# What this task involves:
Identify the lines that contain the string "close", then copy each of them.

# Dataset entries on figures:
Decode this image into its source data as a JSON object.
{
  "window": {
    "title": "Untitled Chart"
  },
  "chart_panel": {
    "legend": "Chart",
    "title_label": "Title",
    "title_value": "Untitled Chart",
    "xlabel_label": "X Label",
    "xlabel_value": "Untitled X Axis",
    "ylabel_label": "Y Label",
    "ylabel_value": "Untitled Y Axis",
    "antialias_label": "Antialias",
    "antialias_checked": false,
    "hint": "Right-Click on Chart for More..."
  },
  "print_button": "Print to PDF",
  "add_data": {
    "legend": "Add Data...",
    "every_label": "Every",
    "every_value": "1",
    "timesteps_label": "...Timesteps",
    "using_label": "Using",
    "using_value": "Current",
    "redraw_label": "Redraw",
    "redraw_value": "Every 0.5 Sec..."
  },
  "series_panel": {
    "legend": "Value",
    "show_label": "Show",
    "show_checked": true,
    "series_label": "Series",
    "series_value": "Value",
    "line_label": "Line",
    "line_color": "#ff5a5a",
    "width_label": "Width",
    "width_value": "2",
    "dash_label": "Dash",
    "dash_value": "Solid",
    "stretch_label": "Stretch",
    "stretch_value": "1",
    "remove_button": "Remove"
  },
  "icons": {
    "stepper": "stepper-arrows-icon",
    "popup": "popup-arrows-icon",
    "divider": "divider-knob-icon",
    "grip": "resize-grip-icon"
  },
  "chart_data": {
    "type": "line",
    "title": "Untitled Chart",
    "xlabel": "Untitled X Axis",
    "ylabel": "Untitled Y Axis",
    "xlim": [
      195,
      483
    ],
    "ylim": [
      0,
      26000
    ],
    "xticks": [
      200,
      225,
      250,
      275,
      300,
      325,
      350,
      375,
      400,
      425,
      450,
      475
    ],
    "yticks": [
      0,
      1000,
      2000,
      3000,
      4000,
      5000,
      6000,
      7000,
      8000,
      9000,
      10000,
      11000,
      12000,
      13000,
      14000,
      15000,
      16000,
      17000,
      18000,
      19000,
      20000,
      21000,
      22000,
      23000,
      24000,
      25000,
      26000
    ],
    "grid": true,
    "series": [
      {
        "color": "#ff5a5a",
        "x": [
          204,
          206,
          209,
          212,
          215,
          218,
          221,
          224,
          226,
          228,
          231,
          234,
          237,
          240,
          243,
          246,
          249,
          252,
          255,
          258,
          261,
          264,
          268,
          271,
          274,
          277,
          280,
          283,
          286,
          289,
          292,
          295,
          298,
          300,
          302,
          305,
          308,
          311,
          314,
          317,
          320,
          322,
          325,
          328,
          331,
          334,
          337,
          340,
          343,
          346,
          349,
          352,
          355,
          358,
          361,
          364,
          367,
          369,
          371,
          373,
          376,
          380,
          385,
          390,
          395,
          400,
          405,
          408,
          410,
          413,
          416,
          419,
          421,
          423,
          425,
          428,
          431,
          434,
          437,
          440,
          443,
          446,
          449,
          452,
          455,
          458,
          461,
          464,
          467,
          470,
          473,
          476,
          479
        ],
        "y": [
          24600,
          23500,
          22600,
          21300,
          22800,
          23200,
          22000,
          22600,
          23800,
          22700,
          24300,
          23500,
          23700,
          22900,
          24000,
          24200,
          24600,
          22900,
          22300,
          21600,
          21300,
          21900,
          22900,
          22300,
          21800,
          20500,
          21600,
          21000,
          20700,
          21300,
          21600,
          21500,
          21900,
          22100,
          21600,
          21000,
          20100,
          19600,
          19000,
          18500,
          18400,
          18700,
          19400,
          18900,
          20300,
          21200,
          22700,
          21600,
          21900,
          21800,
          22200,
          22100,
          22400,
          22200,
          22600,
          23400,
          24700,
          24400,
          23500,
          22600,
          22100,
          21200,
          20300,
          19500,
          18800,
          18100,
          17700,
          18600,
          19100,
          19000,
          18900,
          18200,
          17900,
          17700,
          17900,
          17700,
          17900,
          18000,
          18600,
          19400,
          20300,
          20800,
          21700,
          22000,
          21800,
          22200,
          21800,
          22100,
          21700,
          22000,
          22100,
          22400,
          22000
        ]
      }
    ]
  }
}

...

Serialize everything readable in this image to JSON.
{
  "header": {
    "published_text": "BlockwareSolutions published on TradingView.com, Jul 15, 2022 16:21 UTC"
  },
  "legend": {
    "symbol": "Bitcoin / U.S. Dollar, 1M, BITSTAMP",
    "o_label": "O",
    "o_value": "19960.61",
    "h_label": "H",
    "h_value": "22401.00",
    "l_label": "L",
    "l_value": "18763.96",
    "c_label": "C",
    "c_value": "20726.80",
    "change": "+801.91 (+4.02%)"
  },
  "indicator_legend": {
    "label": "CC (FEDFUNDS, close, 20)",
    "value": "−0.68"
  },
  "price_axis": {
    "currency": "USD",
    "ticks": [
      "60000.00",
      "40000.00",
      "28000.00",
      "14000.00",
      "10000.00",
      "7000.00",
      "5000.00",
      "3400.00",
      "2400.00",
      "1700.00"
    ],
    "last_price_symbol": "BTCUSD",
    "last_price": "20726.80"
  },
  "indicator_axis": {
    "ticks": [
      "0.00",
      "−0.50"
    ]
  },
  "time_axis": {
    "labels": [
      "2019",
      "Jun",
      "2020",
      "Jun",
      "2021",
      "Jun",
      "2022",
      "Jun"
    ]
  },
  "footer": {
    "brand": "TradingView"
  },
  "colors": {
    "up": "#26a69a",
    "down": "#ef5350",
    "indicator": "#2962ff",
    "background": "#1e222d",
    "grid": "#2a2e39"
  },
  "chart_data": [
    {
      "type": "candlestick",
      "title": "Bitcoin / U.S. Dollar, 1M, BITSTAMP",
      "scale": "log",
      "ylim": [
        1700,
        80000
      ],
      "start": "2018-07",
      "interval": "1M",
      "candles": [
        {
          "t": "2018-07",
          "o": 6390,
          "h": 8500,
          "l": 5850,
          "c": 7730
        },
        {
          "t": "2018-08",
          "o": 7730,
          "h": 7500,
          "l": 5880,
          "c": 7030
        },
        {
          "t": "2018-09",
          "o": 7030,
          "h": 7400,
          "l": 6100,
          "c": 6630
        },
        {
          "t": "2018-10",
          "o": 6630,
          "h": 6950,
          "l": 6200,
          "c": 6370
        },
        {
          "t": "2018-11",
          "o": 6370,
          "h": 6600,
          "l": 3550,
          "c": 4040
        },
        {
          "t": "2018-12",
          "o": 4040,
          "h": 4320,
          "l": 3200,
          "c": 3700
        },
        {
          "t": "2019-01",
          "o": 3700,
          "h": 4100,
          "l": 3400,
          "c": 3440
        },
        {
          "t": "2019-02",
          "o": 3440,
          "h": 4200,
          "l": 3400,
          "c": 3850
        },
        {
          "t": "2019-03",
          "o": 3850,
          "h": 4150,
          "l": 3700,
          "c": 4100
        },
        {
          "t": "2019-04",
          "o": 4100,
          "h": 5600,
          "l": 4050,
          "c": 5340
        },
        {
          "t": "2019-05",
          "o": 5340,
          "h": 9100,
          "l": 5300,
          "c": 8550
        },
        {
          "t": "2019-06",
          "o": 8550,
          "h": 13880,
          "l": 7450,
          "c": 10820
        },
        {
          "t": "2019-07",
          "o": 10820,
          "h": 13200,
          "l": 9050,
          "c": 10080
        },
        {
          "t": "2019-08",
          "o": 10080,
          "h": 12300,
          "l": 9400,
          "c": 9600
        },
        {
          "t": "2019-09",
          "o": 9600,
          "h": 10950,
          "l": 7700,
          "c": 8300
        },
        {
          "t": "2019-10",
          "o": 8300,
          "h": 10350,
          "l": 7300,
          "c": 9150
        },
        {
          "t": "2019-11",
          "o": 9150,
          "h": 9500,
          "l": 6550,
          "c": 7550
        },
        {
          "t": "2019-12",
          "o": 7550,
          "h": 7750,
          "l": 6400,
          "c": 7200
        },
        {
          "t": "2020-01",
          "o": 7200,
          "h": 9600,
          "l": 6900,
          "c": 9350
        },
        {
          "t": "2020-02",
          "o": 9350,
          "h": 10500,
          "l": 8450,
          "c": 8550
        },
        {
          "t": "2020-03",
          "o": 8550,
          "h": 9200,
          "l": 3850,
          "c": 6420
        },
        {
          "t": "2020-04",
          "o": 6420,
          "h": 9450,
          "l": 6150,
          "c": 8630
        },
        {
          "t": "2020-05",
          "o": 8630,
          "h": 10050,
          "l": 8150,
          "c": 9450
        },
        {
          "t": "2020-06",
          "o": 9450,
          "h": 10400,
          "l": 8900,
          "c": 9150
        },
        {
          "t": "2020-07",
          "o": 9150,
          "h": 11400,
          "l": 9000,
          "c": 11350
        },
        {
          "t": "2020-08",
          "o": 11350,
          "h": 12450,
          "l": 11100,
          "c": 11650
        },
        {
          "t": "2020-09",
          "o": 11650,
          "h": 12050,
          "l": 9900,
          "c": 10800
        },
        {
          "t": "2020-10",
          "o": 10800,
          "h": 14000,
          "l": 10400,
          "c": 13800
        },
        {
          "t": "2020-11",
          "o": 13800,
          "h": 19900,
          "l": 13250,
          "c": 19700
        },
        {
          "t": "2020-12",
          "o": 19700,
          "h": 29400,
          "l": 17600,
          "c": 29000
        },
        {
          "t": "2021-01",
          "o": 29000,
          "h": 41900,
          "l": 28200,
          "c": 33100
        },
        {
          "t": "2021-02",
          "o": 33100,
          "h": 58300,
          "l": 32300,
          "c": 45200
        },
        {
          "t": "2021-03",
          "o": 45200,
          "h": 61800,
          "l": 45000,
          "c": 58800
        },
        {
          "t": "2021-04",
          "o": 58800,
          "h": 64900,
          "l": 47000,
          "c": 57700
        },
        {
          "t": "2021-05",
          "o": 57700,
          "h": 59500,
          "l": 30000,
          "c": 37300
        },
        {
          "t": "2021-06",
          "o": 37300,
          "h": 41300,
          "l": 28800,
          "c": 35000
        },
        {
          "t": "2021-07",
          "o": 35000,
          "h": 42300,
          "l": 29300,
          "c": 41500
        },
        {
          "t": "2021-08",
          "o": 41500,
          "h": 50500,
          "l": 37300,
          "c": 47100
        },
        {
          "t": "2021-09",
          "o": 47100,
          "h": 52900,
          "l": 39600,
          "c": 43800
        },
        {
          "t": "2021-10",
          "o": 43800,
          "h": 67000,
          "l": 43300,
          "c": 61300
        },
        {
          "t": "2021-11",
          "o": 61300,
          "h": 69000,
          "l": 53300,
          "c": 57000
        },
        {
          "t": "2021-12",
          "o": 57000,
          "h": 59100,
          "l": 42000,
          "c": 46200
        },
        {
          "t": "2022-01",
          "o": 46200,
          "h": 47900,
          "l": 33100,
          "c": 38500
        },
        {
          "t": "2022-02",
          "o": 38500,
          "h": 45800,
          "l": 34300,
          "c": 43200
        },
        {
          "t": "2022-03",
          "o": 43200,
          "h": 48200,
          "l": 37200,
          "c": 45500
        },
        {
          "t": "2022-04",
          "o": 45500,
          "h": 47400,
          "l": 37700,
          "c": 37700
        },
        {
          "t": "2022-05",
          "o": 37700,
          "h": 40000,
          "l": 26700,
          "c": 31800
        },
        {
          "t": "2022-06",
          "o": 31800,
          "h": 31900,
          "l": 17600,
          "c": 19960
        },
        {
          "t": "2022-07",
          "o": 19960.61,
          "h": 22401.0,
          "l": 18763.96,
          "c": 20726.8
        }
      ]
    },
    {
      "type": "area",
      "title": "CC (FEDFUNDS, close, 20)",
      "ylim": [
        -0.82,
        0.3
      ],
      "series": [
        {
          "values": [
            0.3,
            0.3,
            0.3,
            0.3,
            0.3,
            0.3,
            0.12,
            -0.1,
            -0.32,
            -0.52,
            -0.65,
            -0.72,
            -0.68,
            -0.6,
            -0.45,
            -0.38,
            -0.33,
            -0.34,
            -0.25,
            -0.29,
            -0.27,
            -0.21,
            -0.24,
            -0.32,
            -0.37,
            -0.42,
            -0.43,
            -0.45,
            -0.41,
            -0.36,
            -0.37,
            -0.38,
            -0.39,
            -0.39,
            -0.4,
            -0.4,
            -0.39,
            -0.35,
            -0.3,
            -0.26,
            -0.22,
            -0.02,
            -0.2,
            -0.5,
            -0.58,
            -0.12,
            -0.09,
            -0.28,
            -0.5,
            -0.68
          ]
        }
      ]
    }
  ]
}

# Answer to the exercise:
    "label": "CC (FEDFUNDS, close, 20)",
      "title": "CC (FEDFUNDS, close, 20)",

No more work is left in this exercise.